▶ [Problem requirements]:
Each record must be reproduced exactly as it is shown.

==============================

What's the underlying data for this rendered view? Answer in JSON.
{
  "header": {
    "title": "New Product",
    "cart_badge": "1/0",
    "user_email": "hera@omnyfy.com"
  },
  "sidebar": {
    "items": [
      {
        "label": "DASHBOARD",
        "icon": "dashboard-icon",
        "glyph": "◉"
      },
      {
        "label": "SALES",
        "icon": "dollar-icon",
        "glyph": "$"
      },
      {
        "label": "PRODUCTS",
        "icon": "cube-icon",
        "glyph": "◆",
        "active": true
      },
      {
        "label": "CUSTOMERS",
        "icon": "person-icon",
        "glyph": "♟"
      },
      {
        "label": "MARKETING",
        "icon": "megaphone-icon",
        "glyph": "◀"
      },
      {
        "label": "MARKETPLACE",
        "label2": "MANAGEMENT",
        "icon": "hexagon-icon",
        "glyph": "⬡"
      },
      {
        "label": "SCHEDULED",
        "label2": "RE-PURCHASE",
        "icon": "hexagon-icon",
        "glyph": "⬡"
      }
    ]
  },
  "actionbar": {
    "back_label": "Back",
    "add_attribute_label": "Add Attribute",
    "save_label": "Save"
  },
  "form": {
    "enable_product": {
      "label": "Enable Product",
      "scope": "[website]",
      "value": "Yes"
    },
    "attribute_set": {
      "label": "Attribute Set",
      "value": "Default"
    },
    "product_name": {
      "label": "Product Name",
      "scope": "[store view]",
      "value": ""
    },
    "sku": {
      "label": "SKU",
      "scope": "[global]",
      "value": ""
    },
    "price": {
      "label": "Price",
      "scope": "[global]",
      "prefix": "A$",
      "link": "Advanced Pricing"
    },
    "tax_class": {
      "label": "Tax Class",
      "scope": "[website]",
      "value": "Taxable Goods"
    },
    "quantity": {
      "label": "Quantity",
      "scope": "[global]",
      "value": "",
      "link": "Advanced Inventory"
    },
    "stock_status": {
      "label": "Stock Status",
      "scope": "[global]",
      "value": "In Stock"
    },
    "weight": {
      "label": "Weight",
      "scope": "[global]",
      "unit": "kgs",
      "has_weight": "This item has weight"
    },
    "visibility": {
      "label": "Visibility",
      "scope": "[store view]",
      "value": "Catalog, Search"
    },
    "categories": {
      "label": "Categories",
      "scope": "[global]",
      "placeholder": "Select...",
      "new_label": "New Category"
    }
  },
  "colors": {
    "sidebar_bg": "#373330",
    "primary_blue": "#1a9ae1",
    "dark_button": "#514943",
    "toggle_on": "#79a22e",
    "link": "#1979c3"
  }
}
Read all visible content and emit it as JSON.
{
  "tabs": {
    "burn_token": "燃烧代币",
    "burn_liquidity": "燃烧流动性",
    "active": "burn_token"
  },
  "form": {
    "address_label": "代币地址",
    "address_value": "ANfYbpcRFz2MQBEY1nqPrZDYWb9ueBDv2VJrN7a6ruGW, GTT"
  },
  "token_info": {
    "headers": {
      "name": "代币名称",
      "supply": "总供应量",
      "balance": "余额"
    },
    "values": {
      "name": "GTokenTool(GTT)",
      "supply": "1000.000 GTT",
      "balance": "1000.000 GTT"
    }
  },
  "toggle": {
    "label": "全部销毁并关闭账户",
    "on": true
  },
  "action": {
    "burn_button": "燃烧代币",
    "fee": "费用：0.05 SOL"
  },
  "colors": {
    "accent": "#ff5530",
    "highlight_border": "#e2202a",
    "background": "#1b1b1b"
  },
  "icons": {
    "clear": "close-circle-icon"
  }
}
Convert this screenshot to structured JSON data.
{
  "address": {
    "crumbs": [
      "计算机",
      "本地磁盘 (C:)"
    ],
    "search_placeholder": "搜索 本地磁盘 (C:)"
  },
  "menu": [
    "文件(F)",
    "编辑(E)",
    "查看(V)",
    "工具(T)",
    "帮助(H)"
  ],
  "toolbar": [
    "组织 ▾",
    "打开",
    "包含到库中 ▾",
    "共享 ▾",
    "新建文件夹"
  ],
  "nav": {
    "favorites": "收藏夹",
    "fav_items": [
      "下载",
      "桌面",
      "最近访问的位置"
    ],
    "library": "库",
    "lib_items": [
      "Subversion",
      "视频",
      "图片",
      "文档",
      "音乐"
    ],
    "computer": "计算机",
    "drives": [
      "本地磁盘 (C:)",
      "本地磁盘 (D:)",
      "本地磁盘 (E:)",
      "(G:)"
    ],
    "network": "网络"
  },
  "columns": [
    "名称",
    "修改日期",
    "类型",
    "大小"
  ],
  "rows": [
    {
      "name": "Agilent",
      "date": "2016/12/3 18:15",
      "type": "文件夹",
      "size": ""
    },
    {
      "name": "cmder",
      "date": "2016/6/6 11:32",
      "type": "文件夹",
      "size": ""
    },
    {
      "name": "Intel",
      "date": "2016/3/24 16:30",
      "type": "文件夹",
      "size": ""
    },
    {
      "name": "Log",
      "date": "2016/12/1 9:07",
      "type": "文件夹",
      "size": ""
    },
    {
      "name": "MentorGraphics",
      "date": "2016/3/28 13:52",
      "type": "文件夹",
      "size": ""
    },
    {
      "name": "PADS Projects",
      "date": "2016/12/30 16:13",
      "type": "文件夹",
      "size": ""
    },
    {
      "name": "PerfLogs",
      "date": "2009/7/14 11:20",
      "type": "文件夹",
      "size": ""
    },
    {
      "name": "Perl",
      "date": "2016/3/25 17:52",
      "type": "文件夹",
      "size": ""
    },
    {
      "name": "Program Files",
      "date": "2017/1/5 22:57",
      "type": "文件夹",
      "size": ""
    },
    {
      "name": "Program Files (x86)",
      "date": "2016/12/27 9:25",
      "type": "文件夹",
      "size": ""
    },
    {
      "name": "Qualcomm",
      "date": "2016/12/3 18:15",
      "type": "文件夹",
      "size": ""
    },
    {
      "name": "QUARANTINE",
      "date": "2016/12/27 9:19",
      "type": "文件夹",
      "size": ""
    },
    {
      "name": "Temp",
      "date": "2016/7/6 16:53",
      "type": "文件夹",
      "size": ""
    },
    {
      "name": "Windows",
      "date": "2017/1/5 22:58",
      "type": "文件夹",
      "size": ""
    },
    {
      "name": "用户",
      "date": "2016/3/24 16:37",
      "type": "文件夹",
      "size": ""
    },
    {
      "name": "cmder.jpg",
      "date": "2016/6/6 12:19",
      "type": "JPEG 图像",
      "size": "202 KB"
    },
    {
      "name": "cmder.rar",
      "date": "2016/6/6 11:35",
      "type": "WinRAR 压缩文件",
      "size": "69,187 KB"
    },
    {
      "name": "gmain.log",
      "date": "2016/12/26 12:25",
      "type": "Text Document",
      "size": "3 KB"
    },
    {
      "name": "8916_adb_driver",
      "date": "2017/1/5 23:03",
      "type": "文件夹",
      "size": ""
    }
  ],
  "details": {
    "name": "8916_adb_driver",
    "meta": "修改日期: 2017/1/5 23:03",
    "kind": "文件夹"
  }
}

==============================

▶ [Task solution]:
What's the underlying data for this rendered view? Answer in JSON.
{
  "header": {
    "title": "New Product",
    "cart_badge": "1/0",
    "user_email": "hera@omnyfy.com"
  },
  "sidebar": {
    "items": [
      {
        "label": "DASHBOARD",
        "icon": "dashboard-icon",
        "glyph": "◉"
      },
      {
        "label": "SALES",
        "icon": "dollar-icon",
        "glyph": "$"
      },
      {
        "label": "PRODUCTS",
        "icon": "cube-icon",
        "glyph": "◆",
        "active": true
      },
      {
        "label": "CUSTOMERS",
        "icon": "person-icon",
        "glyph": "♟"
      },
      {
        "label": "MARKETING",
        "icon": "megaphone-icon",
        "glyph": "◀"
      },
      {
        "label": "MARKETPLACE",
        "label2": "MANAGEMENT",
        "icon": "hexagon-icon",
        "glyph": "⬡"
      },
      {
        "label": "SCHEDULED",
        "label2": "RE-PURCHASE",
        "icon": "hexagon-icon",
        "glyph": "⬡"
      }
    ]
  },
  "actionbar": {
    "back_label": "Back",
    "add_attribute_label": "Add Attribute",
    "save_label": "Save"
  },
  "form": {
    "enable_product": {
      "label": "Enable Product",
      "scope": "[website]",
      "value": "Yes"
    },
    "attribute_set": {
      "label": "Attribute Set",
      "value": "Default"
    },
    "product_name": {
      "label": "Product Name",
      "scope": "[store view]",
      "value": ""
    },
    "sku": {
      "label": "SKU",
      "scope": "[global]",
      "value": ""
    },
    "price": {
      "label": "Price",
      "scope": "[global]",
      "prefix": "A$",
      "link": "Advanced Pricing"
    },
    "tax_class": {
      "label": "Tax Class",
      "scope": "[website]",
      "value": "Taxable Goods"
    },
    "quantity": {
      "label": "Quantity",
      "scope": "[global]",
      "value": "",
      "link": "Advanced Inventory"
    },
    "stock_status": {
      "label": "Stock Status",
      "scope": "[global]",
      "value": "In Stock"
    },
    "weight": {
      "label": "Weight",
      "scope": "[global]",
      "unit": "kgs",
      "has_weight": "This item has weight"
    },
    "visibility": {
      "label": "Visibility",
      "scope": "[store view]",
      "value": "Catalog, Search"
    },
    "categories": {
      "label": "Categories",
      "scope": "[global]",
      "placeholder": "Select...",
      "new_label": "New Category"
    }
  },
  "colors": {
    "sidebar_bg": "#373330",
    "primary_blue": "#1a9ae1",
    "dark_button": "#514943",
    "toggle_on": "#79a22e",
    "link": "#1979c3"
  }
}
Read all visible content and emit it as JSON.
{
  "tabs": {
    "burn_token": "燃烧代币",
    "burn_liquidity": "燃烧流动性",
    "active": "burn_token"
  },
  "form": {
    "address_label": "代币地址",
    "address_value": "ANfYbpcRFz2MQBEY1nqPrZDYWb9ueBDv2VJrN7a6ruGW, GTT"
  },
  "token_info": {
    "headers": {
      "name": "代币名称",
      "supply": "总供应量",
      "balance": "余额"
    },
    "values": {
      "name": "GTokenTool(GTT)",
      "supply": "1000.000 GTT",
      "balance": "1000.000 GTT"
    }
  },
  "toggle": {
    "label": "全部销毁并关闭账户",
    "on": true
  },
  "action": {
    "burn_button": "燃烧代币",
    "fee": "费用：0.05 SOL"
  },
  "colors": {
    "accent": "#ff5530",
    "highlight_border": "#e2202a",
    "background": "#1b1b1b"
  },
  "icons": {
    "clear": "close-circle-icon"
  }
}
Convert this screenshot to structured JSON data.
{
  "address": {
    "crumbs": [
      "计算机",
      "本地磁盘 (C:)"
    ],
    "search_placeholder": "搜索 本地磁盘 (C:)"
  },
  "menu": [
    "文件(F)",
    "编辑(E)",
    "查看(V)",
    "工具(T)",
    "帮助(H)"
  ],
  "toolbar": [
    "组织 ▾",
    "打开",
    "包含到库中 ▾",
    "共享 ▾",
    "新建文件夹"
  ],
  "nav": {
    "favorites": "收藏夹",
    "fav_items": [
      "下载",
      "桌面",
      "最近访问的位置"
    ],
    "library": "库",
    "lib_items": [
      "Subversion",
      "视频",
      "图片",
      "文档",
      "音乐"
    ],
    "computer": "计算机",
    "drives": [
      "本地磁盘 (C:)",
      "本地磁盘 (D:)",
      "本地磁盘 (E:)",
      "(G:)"
    ],
    "network": "网络"
  },
  "columns": [
    "名称",
    "修改日期",
    "类型",
    "大小"
  ],
  "rows": [
    {
      "name": "Agilent",
      "date": "2016/12/3 18:15",
      "type": "文件夹",
      "size": ""
    },
    {
      "name": "cmder",
      "date": "2016/6/6 11:32",
      "type": "文件夹",
      "size": ""
    },
    {
      "name": "Intel",
      "date": "2016/3/24 16:30",
      "type": "文件夹",
      "size": ""
    },
    {
      "name": "Log",
      "date": "2016/12/1 9:07",
      "type": "文件夹",
      "size": ""
    },
    {
      "name": "MentorGraphics",
      "date": "2016/3/28 13:52",
      "type": "文件夹",
      "size": ""
    },
    {
      "name": "PADS Projects",
      "date": "2016/12/30 16:13",
      "type": "文件夹",
      "size": ""
    },
    {
      "name": "PerfLogs",
      "date": "2009/7/14 11:20",
      "type": "文件夹",
      "size": ""
    },
    {
      "name": "Perl",
      "date": "2016/3/25 17:52",
      "type": "文件夹",
      "size": ""
    },
    {
      "name": "Program Files",
      "date": "2017/1/5 22:57",
      "type": "文件夹",
      "size": ""
    },
    {
      "name": "Program Files (x86)",
      "date": "2016/12/27 9:25",
      "type": "文件夹",
      "size": ""
    },
    {
      "name": "Qualcomm",
      "date": "2016/12/3 18:15",
      "type": "文件夹",
      "size": ""
    },
    {
      "name": "QUARANTINE",
      "date": "2016/12/27 9:19",
      "type": "文件夹",
      "size": ""
    },
    {
      "name": "Temp",
      "date": "2016/7/6 16:53",
      "type": "文件夹",
      "size": ""
    },
    {
      "name": "Windows",
      "date": "2017/1/5 22:58",
      "type": "文件夹",
      "size": ""
    },
    {
      "name": "用户",
      "date": "2016/3/24 16:37",
      "type": "文件夹",
      "size": ""
    },
    {
      "name": "cmder.jpg",
      "date": "2016/6/6 12:19",
      "type": "JPEG 图像",
      "size": "202 KB"
    },
    {
      "name": "cmder.rar",
      "date": "2016/6/6 11:35",
      "type": "WinRAR 压缩文件",
      "size": "69,187 KB"
    },
    {
      "name": "gmain.log",
      "date": "2016/12/26 12:25",
      "type": "Text Document",
      "size": "3 KB"
    },
    {
      "name": "8916_adb_driver",
      "date": "2017/1/5 23:03",
      "type": "文件夹",
      "size": ""
    }
  ],
  "details": {
    "name": "8916_adb_driver",
    "meta": "修改日期: 2017/1/5 23:03",
    "kind": "文件夹"
  }
}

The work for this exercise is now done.